Data records ->
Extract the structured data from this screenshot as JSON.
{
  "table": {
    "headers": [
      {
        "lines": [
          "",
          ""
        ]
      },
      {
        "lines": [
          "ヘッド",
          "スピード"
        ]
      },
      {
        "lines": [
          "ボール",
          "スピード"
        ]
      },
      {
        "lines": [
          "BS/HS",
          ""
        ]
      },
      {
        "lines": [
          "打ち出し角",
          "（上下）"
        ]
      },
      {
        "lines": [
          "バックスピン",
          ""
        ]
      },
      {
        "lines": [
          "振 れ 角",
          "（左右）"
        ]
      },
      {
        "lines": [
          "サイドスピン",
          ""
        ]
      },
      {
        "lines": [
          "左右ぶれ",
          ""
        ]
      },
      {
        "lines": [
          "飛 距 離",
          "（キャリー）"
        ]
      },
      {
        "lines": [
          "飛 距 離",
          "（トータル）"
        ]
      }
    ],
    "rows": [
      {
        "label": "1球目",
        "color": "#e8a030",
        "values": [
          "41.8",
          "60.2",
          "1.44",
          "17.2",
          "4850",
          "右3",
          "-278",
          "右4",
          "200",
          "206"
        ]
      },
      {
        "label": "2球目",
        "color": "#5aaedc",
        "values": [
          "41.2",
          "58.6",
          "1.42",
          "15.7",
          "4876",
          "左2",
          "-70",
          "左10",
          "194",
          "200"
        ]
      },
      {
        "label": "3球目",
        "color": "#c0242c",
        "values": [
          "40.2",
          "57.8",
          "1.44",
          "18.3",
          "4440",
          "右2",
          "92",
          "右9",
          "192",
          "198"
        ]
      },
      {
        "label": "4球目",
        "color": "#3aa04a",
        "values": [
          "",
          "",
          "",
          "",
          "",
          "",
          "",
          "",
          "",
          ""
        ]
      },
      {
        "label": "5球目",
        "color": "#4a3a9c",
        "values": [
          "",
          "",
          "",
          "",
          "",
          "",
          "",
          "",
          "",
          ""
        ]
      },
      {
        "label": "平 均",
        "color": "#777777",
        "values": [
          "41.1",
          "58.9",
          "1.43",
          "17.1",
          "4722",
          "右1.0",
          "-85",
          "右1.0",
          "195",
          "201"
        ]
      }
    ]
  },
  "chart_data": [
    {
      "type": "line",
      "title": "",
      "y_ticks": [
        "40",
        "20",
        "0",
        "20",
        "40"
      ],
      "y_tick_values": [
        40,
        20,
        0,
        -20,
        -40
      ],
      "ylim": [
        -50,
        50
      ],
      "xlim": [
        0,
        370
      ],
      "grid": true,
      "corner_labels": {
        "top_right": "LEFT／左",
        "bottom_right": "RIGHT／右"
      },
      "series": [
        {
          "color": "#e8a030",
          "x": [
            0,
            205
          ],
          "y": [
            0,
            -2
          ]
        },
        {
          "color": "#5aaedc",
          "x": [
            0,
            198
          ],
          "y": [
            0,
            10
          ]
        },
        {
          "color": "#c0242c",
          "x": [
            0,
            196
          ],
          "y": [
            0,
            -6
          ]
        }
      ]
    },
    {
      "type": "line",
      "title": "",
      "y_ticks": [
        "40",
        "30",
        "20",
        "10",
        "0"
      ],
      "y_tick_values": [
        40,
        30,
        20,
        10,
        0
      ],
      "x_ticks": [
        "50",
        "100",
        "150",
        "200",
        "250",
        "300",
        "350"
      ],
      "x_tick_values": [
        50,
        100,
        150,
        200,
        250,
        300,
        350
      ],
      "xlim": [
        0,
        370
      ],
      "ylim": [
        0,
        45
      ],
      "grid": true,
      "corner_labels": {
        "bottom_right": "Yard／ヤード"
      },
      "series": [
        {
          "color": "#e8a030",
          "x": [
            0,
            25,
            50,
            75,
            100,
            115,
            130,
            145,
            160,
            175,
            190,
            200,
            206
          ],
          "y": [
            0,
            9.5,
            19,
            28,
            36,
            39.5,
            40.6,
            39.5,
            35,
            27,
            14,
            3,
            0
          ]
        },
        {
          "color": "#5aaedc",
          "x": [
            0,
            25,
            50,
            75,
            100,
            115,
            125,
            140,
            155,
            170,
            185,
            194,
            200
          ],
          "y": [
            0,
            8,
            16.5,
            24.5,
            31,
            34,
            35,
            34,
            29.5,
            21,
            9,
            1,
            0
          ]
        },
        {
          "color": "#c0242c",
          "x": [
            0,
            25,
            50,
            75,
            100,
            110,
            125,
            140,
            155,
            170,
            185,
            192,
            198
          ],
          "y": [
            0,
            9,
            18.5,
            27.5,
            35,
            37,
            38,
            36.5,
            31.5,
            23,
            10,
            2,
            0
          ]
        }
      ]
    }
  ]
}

Prompt ->
For the entries shown above, give the number of lines that include the word "color", without any other text.

Finished exercise ->
12